● OBJECTIVE
Identify all lines of the data containing the string "hundred" and copy them.

────────────────────────────────────────

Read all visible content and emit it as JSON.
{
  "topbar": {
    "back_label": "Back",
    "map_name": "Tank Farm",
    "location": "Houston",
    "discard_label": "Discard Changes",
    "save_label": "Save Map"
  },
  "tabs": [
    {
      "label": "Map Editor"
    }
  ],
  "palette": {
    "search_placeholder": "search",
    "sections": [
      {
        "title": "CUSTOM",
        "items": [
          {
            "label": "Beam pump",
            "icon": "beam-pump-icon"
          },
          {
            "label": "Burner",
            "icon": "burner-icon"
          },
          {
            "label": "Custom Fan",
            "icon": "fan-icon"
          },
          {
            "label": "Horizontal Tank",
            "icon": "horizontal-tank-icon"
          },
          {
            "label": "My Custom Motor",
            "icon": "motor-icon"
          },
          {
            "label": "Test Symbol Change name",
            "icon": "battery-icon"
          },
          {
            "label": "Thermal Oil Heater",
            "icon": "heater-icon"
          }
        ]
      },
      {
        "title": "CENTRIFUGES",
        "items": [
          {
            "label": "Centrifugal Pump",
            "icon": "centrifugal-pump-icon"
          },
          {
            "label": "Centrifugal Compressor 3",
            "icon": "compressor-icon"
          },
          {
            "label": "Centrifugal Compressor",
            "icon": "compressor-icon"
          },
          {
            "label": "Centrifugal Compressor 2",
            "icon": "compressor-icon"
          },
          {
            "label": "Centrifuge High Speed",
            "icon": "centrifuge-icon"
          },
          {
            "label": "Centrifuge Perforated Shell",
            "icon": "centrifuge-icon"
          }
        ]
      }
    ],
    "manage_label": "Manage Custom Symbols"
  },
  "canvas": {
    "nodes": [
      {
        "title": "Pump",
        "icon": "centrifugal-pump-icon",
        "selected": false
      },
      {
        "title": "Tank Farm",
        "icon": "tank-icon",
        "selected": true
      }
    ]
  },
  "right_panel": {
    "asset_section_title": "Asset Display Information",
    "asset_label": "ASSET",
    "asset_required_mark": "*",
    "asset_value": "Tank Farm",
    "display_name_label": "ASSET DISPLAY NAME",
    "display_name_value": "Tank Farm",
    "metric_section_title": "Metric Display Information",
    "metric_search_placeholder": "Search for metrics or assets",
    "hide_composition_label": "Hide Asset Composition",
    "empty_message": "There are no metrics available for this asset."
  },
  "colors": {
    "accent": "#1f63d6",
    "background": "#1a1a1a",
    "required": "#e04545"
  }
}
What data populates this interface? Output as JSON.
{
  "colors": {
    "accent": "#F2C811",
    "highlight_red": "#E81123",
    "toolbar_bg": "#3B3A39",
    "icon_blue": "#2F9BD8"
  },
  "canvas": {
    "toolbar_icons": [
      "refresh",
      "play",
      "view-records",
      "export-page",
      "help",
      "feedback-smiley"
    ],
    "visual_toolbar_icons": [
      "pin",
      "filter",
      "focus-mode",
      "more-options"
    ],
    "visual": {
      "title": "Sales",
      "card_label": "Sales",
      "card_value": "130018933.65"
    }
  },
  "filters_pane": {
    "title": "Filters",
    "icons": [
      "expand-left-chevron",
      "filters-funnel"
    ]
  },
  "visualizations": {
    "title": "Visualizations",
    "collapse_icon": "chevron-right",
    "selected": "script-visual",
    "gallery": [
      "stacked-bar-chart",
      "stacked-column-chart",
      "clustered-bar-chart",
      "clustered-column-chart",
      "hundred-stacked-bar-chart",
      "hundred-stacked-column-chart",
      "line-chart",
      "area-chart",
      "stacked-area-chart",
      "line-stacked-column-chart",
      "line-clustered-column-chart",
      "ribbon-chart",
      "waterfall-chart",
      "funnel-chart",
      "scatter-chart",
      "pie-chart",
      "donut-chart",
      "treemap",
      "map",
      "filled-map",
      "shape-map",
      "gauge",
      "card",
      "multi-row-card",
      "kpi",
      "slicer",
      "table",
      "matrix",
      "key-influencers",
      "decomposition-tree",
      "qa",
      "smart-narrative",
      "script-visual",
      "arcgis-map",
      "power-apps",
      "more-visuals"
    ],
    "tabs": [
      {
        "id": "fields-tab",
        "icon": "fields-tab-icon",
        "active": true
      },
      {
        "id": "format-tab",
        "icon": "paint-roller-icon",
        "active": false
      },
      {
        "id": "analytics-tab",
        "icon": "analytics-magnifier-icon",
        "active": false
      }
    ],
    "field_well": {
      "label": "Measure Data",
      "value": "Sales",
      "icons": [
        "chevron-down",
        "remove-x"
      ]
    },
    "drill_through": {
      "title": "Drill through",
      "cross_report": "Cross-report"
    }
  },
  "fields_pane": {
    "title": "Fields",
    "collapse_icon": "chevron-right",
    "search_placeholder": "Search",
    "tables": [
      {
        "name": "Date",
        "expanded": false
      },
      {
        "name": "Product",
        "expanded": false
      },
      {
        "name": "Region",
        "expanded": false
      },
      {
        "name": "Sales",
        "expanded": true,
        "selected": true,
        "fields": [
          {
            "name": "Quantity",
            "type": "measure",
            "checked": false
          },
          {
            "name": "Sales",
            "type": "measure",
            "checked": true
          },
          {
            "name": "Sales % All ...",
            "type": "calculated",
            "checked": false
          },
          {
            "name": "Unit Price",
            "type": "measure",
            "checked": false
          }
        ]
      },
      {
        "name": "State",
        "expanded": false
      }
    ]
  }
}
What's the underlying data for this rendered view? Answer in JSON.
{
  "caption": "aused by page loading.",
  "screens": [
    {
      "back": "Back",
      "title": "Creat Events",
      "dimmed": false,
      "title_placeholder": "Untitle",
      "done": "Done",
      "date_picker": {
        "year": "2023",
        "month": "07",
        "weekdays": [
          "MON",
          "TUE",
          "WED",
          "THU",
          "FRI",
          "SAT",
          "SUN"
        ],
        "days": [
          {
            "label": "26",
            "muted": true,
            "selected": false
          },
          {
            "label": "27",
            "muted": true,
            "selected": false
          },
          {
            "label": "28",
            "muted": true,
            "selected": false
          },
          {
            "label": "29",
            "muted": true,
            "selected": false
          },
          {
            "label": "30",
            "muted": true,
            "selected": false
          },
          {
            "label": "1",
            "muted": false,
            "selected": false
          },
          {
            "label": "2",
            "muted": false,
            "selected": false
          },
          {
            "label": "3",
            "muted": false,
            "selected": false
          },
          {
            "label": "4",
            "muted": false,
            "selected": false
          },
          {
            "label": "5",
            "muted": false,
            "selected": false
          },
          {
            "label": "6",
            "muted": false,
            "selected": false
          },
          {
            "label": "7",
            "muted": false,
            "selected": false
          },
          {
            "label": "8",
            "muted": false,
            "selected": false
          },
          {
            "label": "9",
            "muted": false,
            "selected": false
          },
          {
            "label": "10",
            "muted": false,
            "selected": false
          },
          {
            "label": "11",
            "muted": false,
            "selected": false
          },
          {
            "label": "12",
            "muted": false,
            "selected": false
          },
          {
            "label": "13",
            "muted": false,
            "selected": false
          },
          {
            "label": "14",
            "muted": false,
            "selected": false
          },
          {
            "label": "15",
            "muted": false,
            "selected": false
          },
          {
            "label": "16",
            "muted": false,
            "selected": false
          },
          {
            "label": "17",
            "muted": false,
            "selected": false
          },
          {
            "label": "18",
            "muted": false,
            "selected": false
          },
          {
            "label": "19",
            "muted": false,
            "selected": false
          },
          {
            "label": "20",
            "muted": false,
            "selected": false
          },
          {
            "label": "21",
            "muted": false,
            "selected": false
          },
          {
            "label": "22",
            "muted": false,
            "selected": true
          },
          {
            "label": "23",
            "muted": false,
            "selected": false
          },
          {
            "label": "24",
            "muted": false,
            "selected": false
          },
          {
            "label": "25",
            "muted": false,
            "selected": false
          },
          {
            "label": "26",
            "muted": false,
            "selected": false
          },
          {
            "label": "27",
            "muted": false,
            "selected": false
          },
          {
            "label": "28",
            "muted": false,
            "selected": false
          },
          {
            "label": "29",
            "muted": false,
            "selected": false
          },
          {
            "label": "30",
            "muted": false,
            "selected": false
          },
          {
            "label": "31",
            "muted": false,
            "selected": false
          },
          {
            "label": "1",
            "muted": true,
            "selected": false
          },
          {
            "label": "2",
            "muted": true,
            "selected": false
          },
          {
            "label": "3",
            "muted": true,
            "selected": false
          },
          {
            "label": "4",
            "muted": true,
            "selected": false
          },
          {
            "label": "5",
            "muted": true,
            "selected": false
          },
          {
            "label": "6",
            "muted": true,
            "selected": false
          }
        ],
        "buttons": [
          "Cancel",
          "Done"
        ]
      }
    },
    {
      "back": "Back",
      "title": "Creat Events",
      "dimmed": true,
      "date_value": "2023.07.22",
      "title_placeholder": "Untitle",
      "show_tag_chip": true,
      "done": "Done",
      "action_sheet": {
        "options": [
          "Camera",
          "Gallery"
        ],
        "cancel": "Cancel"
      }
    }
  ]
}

────────────────────────────────────────

● FULL OUTPUT
      "hundred-stacked-bar-chart",
      "hundred-stacked-column-chart",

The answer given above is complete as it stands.